───── DATA SUPPLIED
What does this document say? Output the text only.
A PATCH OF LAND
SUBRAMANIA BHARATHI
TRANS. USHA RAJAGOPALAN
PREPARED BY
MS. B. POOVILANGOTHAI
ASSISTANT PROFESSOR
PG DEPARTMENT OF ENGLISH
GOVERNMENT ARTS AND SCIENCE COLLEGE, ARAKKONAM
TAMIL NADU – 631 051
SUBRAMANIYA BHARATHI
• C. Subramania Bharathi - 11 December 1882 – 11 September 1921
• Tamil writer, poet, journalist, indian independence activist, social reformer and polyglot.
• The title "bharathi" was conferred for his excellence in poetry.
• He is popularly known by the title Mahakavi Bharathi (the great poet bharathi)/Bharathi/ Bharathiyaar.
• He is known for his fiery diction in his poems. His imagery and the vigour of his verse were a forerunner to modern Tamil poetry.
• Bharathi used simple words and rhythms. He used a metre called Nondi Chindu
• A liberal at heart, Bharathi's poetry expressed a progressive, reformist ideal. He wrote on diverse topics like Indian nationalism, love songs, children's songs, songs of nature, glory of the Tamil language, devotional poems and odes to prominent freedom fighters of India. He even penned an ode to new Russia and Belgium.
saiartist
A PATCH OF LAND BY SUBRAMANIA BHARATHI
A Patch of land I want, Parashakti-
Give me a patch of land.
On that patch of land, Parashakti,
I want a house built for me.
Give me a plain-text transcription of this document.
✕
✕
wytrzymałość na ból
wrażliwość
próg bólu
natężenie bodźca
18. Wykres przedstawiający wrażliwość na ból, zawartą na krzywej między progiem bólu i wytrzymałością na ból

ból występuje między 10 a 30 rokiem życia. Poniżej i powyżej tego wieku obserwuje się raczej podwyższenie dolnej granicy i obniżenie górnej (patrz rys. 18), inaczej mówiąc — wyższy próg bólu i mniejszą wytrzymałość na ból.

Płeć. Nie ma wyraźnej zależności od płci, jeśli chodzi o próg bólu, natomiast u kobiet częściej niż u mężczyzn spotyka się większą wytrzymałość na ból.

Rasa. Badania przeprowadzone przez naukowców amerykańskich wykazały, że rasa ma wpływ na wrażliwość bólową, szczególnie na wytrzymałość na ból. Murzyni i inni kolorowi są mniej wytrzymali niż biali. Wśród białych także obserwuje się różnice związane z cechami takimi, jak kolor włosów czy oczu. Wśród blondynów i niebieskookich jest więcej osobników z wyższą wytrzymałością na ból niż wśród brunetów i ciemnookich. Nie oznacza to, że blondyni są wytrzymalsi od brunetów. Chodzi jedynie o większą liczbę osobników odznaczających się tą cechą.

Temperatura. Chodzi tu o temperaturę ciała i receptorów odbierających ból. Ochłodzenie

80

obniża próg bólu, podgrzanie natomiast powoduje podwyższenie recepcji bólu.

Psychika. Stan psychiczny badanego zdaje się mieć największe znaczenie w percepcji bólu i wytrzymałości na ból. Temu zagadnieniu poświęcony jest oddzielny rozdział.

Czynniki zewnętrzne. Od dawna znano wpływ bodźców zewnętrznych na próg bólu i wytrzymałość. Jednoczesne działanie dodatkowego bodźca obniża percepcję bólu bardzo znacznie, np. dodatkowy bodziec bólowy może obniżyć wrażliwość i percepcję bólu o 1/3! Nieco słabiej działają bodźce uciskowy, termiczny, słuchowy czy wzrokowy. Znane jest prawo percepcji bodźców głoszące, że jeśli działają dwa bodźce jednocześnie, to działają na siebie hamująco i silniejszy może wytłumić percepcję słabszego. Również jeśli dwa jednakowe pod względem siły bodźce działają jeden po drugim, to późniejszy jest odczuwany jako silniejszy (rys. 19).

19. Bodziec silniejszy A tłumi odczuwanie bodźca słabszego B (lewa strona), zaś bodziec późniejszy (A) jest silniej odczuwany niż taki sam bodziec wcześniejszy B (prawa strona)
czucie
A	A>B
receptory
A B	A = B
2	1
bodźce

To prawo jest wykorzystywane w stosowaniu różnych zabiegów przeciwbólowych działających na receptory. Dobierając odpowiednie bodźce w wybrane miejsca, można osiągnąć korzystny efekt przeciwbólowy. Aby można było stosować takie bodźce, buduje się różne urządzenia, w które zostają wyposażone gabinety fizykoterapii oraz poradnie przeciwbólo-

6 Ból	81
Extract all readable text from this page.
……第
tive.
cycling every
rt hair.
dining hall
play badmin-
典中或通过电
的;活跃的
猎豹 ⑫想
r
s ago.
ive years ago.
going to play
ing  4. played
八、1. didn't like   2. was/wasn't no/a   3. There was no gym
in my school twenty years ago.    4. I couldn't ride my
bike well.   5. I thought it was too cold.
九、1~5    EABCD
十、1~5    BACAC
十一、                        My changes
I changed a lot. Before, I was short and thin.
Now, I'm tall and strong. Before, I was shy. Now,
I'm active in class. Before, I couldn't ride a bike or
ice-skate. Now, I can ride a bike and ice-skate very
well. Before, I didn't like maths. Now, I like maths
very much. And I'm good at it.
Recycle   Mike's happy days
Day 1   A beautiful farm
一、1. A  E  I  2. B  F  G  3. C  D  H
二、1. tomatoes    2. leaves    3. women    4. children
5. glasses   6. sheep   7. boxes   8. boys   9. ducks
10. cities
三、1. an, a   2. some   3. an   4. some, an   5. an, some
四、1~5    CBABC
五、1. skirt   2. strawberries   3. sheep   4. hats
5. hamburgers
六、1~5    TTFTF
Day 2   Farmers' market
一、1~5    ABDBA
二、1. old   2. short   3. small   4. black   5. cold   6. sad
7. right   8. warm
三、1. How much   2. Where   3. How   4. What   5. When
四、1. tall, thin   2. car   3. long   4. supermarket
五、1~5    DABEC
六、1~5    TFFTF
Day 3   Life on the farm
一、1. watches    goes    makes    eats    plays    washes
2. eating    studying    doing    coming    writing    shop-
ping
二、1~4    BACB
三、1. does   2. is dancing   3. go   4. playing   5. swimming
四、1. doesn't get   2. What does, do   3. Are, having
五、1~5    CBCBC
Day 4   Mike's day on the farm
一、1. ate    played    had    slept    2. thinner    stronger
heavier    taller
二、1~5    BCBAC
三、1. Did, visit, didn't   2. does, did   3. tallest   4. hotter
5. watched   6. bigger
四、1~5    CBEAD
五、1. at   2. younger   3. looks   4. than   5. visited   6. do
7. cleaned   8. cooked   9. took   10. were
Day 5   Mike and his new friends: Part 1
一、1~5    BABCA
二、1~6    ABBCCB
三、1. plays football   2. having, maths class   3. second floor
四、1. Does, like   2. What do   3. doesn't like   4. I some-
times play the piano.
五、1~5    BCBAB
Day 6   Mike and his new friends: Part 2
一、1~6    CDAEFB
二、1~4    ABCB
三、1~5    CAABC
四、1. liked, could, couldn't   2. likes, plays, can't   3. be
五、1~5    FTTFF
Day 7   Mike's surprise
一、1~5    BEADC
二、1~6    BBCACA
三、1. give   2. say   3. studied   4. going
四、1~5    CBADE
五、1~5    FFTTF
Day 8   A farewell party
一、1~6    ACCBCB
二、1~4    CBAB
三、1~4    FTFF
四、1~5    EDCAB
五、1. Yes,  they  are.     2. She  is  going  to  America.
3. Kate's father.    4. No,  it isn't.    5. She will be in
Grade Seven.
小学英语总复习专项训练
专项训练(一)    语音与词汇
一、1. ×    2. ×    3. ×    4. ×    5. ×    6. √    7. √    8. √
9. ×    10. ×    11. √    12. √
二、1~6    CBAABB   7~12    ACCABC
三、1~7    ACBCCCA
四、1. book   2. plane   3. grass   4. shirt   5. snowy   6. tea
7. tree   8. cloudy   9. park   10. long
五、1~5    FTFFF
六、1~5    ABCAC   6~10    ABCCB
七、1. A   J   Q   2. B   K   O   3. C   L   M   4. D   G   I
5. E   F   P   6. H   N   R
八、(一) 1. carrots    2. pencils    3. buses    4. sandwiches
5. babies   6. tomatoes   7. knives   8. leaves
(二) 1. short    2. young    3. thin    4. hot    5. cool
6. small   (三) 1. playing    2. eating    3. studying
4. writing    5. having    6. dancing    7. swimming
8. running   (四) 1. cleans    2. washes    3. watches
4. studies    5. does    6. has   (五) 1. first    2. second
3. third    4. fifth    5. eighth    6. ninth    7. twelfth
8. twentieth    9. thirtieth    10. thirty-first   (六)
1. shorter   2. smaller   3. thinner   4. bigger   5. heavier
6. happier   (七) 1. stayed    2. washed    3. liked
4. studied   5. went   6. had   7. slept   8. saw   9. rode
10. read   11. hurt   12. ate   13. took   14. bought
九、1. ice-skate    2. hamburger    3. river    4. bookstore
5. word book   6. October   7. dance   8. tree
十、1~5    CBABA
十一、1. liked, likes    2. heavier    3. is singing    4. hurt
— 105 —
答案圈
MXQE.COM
──────────
** AIM **
Within the listing above, work out how many lines contain the string "didn", and reply with that number only.

** COMPLETED TASK **
3